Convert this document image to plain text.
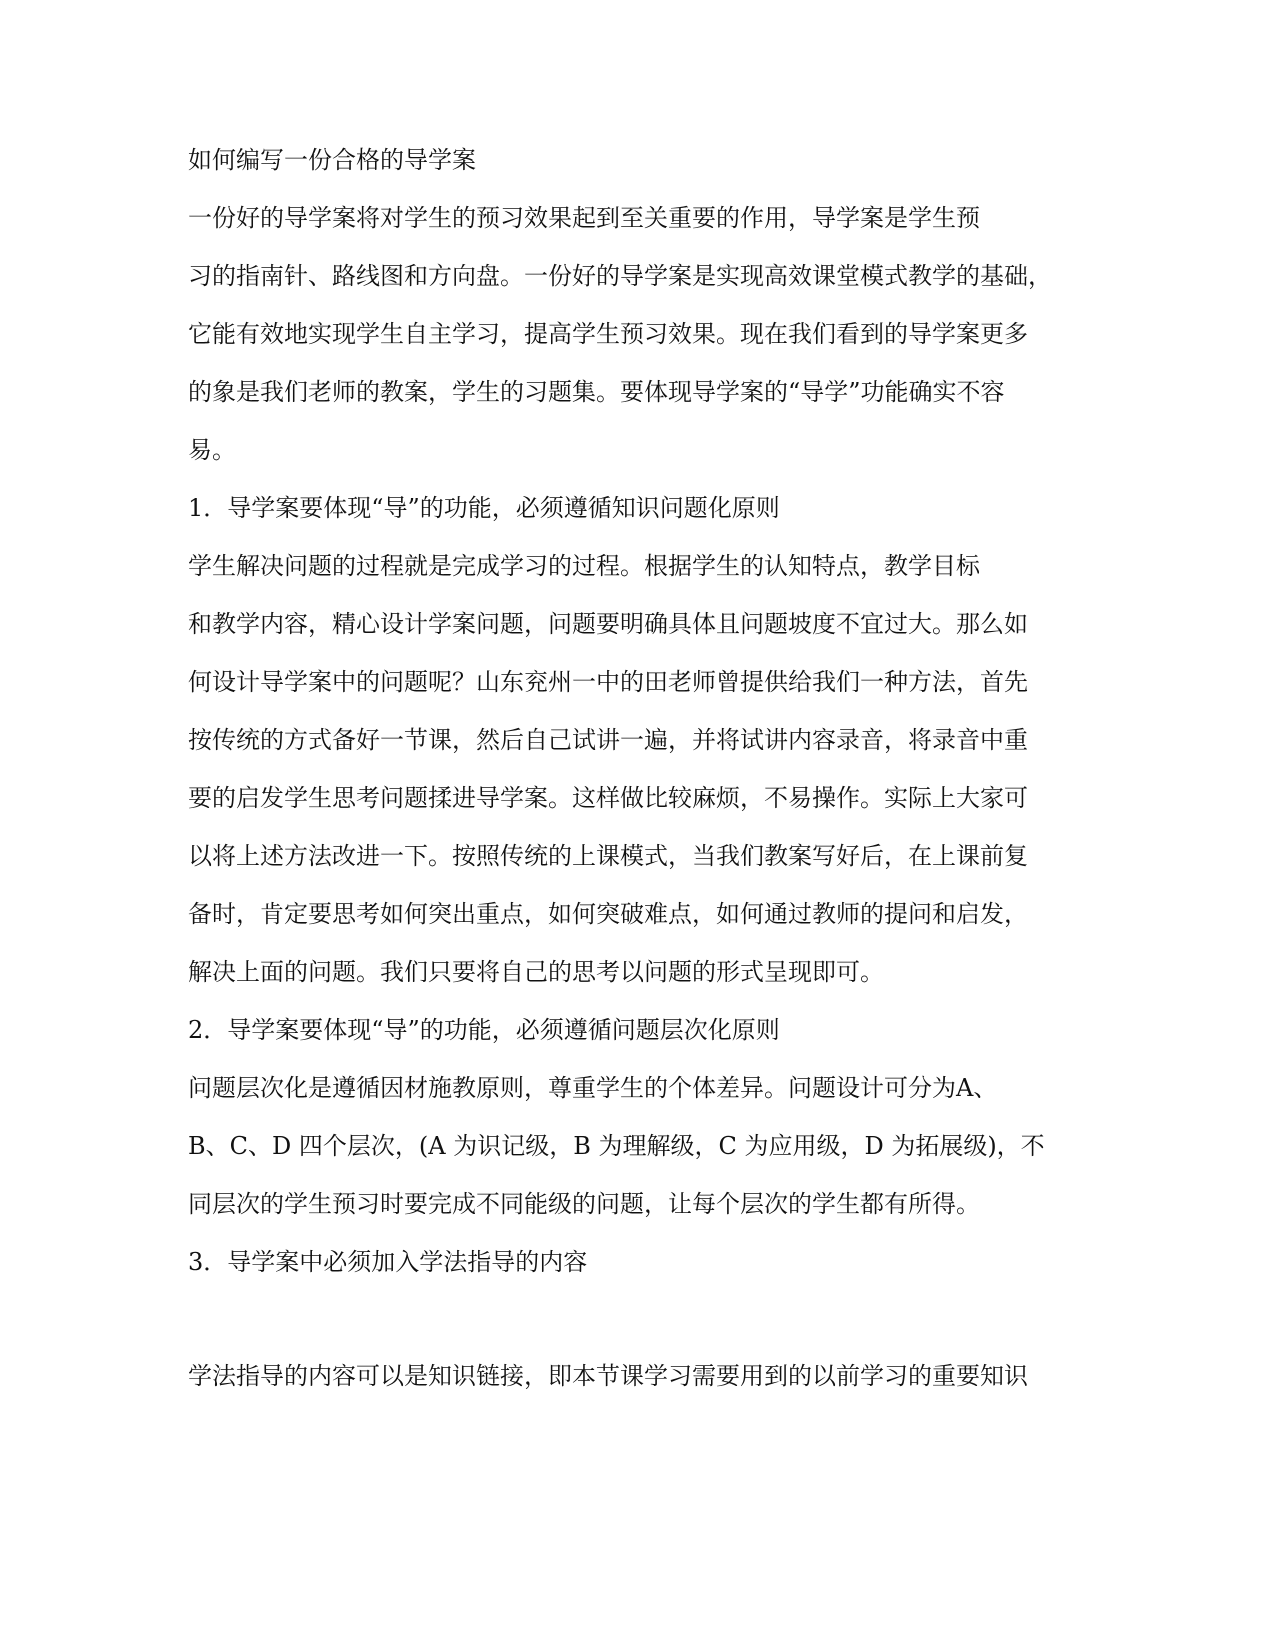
如何编写一份合格的导学案

一份好的导学案将对学生的预习效果起到至关重要的作用，导学案是学生预

习的指南针、路线图和方向盘。一份好的导学案是实现高效课堂模式教学的基础，

它能有效地实现学生自主学习，提高学生预习效果。现在我们看到的导学案更多

的象是我们老师的教案，学生的习题集。要体现导学案的“导学”功能确实不容

易。

1．导学案要体现“导”的功能，必须遵循知识问题化原则

学生解决问题的过程就是完成学习的过程。根据学生的认知特点，教学目标

和教学内容，精心设计学案问题，问题要明确具体且问题坡度不宜过大。那么如

何设计导学案中的问题呢？山东兖州一中的田老师曾提供给我们一种方法，首先

按传统的方式备好一节课，然后自己试讲一遍，并将试讲内容录音，将录音中重

要的启发学生思考问题揉进导学案。这样做比较麻烦，不易操作。实际上大家可

以将上述方法改进一下。按照传统的上课模式，当我们教案写好后，在上课前复

备时，肯定要思考如何突出重点，如何突破难点，如何通过教师的提问和启发，

解决上面的问题。我们只要将自己的思考以问题的形式呈现即可。

2．导学案要体现“导”的功能，必须遵循问题层次化原则

问题层次化是遵循因材施教原则，尊重学生的个体差异。问题设计可分为A、

B、C、D 四个层次，(A 为识记级，B 为理解级，C 为应用级，D 为拓展级)，不

同层次的学生预习时要完成不同能级的问题，让每个层次的学生都有所得。

3．导学案中必须加入学法指导的内容

学法指导的内容可以是知识链接，即本节课学习需要用到的以前学习的重要知识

━━━━━━━━

**WHAT THE EXERCISE ASKS**
Omit each picture, then return all of the listing exactly as it stands.

**CORRECT OUTPUT**
Convert this document image to plain text.
如何编写一份合格的导学案

一份好的导学案将对学生的预习效果起到至关重要的作用，导学案是学生预

习的指南针、路线图和方向盘。一份好的导学案是实现高效课堂模式教学的基础，

它能有效地实现学生自主学习，提高学生预习效果。现在我们看到的导学案更多

的象是我们老师的教案，学生的习题集。要体现导学案的“导学”功能确实不容

易。

1．导学案要体现“导”的功能，必须遵循知识问题化原则

学生解决问题的过程就是完成学习的过程。根据学生的认知特点，教学目标

和教学内容，精心设计学案问题，问题要明确具体且问题坡度不宜过大。那么如

何设计导学案中的问题呢？山东兖州一中的田老师曾提供给我们一种方法，首先

按传统的方式备好一节课，然后自己试讲一遍，并将试讲内容录音，将录音中重

要的启发学生思考问题揉进导学案。这样做比较麻烦，不易操作。实际上大家可

以将上述方法改进一下。按照传统的上课模式，当我们教案写好后，在上课前复

备时，肯定要思考如何突出重点，如何突破难点，如何通过教师的提问和启发，

解决上面的问题。我们只要将自己的思考以问题的形式呈现即可。

2．导学案要体现“导”的功能，必须遵循问题层次化原则

问题层次化是遵循因材施教原则，尊重学生的个体差异。问题设计可分为A、

B、C、D 四个层次，(A 为识记级，B 为理解级，C 为应用级，D 为拓展级)，不

同层次的学生预习时要完成不同能级的问题，让每个层次的学生都有所得。

3．导学案中必须加入学法指导的内容

学法指导的内容可以是知识链接，即本节课学习需要用到的以前学习的重要知识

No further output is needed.